* Problem to solve: The records are set out below this line. Return exactly the lines from the one containing "Give me a plain-text" through the last, and exclude the pictures.
━━━
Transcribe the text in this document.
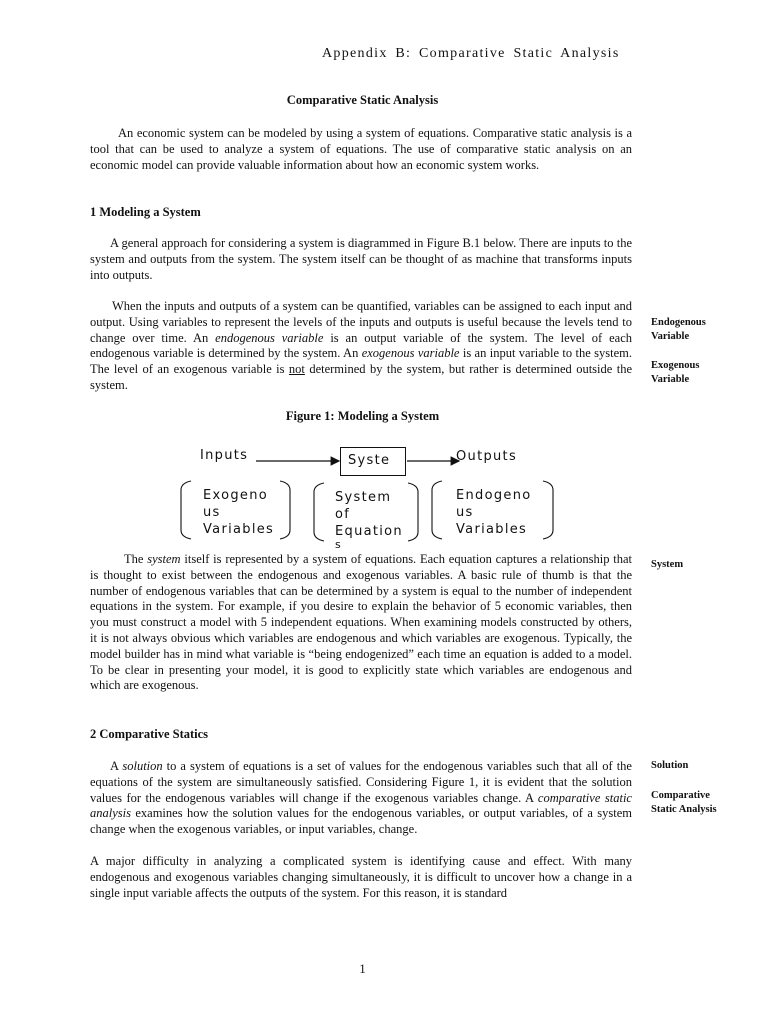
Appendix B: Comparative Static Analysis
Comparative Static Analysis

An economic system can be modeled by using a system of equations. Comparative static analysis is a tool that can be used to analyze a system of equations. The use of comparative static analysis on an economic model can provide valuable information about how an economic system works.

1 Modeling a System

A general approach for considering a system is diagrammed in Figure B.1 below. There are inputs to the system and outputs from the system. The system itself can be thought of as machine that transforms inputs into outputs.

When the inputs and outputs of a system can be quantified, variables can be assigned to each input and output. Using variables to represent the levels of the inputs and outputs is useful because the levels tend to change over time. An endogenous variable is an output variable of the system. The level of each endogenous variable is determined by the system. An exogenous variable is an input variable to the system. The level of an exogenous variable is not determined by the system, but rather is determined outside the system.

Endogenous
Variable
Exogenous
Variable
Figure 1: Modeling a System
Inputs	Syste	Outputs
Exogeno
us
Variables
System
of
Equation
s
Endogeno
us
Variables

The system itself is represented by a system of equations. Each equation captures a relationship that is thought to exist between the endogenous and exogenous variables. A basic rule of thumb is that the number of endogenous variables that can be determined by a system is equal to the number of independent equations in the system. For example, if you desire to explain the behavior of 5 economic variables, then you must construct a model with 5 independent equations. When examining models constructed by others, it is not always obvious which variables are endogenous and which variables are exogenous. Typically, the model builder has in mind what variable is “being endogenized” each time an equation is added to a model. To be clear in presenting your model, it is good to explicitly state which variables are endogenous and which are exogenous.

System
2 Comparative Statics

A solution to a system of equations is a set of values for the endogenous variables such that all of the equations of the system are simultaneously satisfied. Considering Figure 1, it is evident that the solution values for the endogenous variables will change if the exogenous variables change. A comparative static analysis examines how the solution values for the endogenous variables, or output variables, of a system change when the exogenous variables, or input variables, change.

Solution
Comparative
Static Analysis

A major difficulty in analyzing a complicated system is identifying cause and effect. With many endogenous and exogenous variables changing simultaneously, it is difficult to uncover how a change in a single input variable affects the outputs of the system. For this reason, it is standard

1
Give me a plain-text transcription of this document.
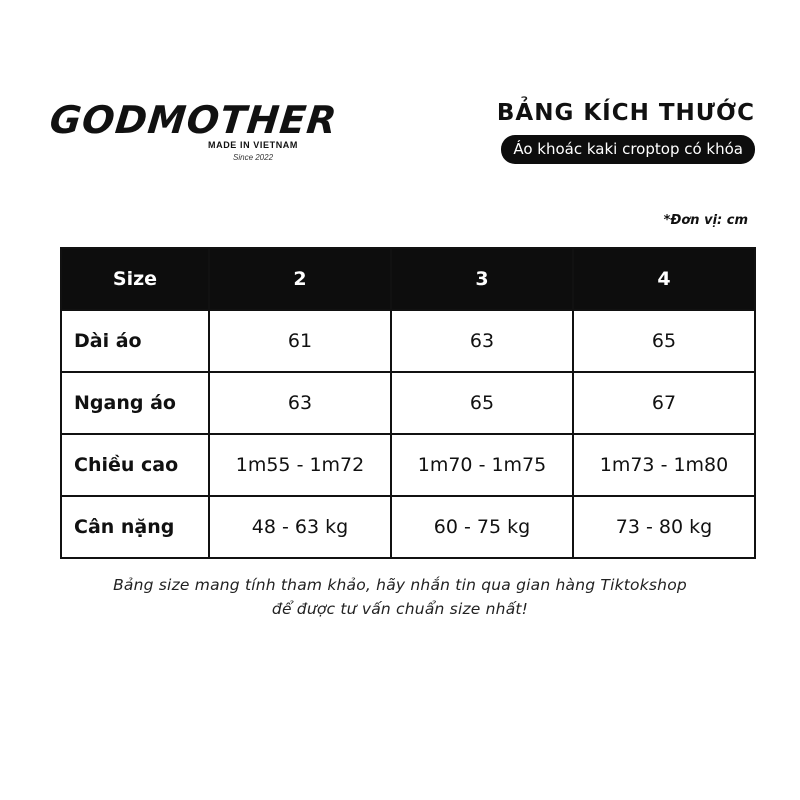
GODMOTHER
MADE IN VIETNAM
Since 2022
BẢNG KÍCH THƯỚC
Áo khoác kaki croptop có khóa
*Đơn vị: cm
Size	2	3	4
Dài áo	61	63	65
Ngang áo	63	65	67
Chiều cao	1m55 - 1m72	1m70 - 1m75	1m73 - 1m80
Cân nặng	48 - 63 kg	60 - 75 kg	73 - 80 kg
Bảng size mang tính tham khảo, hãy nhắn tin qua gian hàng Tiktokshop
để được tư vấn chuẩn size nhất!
━━━
* Reply:
Give me a plain-text transcription of this document.
GODMOTHER
MADE IN VIETNAM
Since 2022
BẢNG KÍCH THƯỚC
Áo khoác kaki croptop có khóa
*Đơn vị: cm
Size	2	3	4
Dài áo	61	63	65
Ngang áo	63	65	67
Chiều cao	1m55 - 1m72	1m70 - 1m75	1m73 - 1m80
Cân nặng	48 - 63 kg	60 - 75 kg	73 - 80 kg
Bảng size mang tính tham khảo, hãy nhắn tin qua gian hàng Tiktokshop
để được tư vấn chuẩn size nhất!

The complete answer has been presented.